Set problem:
Return everything from the line containing "scroll-down-icon[interactable]: v [792, 557, 801, 576]" down to the line containing "menu-edit[interactable]: Edit [47, 95, 74, 111]", copied character for character.

Supplied material:
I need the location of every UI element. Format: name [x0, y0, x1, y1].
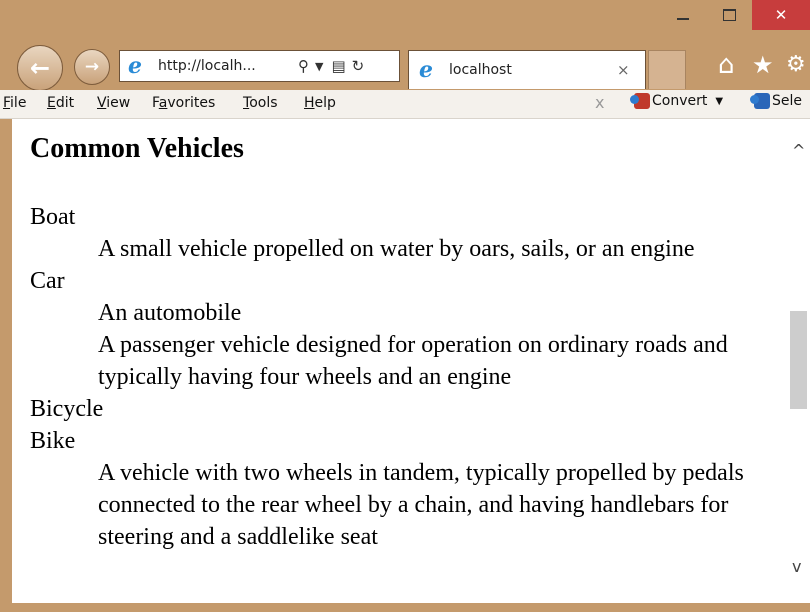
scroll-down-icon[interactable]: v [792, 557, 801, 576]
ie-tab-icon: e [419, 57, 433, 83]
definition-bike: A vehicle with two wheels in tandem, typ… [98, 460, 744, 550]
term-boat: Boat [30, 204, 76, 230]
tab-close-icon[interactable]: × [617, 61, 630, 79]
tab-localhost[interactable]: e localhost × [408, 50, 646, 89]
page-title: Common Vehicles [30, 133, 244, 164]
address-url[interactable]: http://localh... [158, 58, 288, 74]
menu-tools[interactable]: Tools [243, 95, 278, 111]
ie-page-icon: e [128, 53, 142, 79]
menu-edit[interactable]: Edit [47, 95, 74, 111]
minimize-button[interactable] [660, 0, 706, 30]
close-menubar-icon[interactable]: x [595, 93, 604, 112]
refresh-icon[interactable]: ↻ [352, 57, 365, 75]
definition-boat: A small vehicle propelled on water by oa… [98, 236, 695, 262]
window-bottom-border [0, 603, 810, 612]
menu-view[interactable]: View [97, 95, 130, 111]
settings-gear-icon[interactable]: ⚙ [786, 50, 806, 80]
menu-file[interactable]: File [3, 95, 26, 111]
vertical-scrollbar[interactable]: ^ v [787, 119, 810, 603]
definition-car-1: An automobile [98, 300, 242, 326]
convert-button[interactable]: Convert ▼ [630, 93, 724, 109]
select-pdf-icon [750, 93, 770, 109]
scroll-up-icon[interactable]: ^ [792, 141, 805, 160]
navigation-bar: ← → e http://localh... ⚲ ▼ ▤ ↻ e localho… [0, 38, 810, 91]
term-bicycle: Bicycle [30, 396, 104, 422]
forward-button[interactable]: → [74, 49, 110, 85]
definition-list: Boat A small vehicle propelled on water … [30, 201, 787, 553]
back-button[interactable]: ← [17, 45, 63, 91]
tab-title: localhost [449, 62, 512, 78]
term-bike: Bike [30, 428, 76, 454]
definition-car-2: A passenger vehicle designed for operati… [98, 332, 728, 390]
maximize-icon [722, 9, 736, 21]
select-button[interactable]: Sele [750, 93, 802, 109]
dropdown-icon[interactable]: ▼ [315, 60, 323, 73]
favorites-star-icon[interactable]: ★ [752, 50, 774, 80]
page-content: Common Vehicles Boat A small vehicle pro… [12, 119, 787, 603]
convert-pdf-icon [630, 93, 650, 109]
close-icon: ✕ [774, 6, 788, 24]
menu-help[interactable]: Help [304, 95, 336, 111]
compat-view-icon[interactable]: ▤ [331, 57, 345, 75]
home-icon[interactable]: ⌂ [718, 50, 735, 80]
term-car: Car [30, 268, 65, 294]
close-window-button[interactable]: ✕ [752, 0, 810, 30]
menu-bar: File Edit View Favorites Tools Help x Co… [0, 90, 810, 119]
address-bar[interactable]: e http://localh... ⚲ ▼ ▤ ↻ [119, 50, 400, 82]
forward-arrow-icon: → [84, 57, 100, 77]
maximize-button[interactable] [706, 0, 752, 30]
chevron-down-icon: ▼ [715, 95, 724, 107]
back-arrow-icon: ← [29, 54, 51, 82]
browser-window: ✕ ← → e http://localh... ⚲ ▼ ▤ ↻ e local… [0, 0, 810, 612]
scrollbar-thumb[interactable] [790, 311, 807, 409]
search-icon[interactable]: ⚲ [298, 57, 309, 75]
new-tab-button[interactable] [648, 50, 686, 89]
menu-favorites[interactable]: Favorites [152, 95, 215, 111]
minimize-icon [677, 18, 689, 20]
--
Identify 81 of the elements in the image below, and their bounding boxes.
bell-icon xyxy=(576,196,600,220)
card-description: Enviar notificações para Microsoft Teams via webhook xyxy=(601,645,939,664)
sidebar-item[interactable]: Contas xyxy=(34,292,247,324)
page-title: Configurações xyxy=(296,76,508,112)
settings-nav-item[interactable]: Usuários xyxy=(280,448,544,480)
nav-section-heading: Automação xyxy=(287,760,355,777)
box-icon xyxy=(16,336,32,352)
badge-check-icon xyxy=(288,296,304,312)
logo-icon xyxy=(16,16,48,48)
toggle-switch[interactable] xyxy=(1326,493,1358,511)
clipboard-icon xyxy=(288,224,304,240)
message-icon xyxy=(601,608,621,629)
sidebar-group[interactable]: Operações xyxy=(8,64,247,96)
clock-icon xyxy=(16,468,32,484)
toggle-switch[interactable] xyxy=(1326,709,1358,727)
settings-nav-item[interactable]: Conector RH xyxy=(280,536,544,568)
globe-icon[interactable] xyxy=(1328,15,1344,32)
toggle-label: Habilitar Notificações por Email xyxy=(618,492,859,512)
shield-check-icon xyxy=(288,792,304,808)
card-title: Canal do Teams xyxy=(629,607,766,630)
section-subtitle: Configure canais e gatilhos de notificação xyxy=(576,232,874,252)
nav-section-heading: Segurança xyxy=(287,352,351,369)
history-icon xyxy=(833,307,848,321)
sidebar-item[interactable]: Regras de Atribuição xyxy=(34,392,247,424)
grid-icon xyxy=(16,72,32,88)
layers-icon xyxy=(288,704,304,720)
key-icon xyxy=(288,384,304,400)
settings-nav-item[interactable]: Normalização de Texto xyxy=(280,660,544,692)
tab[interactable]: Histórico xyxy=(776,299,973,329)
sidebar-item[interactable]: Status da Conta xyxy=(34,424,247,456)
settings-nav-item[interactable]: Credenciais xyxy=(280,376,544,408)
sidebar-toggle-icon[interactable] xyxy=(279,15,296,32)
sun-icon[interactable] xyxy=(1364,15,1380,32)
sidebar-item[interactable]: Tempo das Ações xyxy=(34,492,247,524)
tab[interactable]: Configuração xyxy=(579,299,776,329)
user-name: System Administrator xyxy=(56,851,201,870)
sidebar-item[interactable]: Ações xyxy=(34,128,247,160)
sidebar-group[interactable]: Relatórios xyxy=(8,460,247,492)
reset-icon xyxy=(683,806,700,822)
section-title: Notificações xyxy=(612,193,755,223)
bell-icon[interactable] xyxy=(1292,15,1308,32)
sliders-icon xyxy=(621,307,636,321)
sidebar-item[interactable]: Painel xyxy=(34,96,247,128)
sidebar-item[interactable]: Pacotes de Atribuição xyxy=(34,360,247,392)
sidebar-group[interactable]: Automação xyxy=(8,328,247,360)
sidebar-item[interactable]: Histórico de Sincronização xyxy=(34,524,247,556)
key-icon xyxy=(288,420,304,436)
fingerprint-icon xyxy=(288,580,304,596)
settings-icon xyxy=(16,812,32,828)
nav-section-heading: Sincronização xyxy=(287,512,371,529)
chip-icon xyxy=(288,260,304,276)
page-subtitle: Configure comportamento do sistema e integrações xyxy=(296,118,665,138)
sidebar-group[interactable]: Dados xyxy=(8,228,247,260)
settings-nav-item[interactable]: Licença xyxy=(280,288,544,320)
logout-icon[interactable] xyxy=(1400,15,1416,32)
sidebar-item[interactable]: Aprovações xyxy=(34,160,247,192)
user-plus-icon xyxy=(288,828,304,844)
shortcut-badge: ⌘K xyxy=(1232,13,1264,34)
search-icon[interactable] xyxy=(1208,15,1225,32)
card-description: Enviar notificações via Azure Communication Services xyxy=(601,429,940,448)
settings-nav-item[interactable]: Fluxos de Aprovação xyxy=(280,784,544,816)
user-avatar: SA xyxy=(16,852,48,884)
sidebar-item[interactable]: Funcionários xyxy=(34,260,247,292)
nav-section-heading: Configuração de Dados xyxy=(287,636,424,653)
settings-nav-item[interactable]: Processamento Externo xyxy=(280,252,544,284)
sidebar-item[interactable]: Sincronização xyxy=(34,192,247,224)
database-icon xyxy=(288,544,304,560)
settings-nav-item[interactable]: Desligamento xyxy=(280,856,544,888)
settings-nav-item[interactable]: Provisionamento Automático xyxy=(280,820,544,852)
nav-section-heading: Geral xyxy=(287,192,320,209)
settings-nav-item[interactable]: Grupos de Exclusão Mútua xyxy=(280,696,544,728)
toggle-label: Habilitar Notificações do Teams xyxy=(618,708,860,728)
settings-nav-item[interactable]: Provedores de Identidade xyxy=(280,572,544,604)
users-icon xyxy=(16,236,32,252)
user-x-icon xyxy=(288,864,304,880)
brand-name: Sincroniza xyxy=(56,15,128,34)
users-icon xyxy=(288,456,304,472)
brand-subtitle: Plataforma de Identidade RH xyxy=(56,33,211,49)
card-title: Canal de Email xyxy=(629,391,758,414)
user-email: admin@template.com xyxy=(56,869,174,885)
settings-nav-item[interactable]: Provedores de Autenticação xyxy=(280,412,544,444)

Output of the exercise:
scroll-down-icon[interactable]: v [792, 557, 801, 576]
ie-tab-icon: e [419, 57, 433, 83]
definition-bike: A vehicle with two wheels in tandem, typ… [98, 460, 744, 550]
term-boat: Boat [30, 204, 76, 230]
tab-close-icon[interactable]: × [617, 61, 630, 79]
tab-localhost[interactable]: e localhost × [408, 50, 646, 89]
page-title: Common Vehicles [30, 133, 244, 164]
address-url[interactable]: http://localh... [158, 58, 288, 74]
menu-tools[interactable]: Tools [243, 95, 278, 111]
ie-page-icon: e [128, 53, 142, 79]
menu-edit[interactable]: Edit [47, 95, 74, 111]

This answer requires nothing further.